• **GOAL**: In the listing below, identify each line with the word "lido" and return those lines.

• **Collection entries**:
###
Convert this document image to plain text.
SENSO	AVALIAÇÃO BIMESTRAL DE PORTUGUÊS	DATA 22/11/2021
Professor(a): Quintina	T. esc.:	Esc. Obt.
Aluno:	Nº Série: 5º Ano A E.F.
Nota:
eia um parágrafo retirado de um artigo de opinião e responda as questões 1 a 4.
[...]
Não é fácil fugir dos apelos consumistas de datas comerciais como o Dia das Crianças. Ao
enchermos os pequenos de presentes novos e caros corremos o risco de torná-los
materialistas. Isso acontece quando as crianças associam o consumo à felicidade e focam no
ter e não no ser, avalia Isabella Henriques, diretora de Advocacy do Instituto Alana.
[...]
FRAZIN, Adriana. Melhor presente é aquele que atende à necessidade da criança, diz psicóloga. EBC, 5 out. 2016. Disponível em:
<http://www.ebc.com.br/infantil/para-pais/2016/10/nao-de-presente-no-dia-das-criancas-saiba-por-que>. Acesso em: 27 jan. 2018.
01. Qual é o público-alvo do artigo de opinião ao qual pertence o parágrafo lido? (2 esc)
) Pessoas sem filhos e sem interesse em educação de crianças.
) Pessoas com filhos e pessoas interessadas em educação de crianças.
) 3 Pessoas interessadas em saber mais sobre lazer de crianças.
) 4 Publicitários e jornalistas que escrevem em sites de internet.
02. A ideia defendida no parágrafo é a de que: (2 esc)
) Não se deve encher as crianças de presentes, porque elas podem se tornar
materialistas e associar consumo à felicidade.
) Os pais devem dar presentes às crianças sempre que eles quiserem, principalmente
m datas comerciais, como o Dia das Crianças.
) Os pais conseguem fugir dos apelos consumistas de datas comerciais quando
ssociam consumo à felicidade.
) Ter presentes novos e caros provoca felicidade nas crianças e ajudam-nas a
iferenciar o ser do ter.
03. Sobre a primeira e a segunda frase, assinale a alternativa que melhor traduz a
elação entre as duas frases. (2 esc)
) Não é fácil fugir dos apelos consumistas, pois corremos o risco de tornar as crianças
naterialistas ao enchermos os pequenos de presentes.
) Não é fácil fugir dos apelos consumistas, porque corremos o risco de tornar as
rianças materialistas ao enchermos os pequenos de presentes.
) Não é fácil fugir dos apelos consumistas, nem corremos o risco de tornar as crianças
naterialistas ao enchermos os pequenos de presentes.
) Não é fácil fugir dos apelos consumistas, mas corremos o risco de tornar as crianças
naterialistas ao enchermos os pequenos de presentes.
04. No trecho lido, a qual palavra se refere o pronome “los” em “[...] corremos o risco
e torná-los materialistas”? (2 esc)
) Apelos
###
• **RESULT**:
01. Qual é o público-alvo do artigo de opinião ao qual pertence o parágrafo lido? (2 esc)
04. No trecho lido, a qual palavra se refere o pronome “los” em “[...] corremos o risco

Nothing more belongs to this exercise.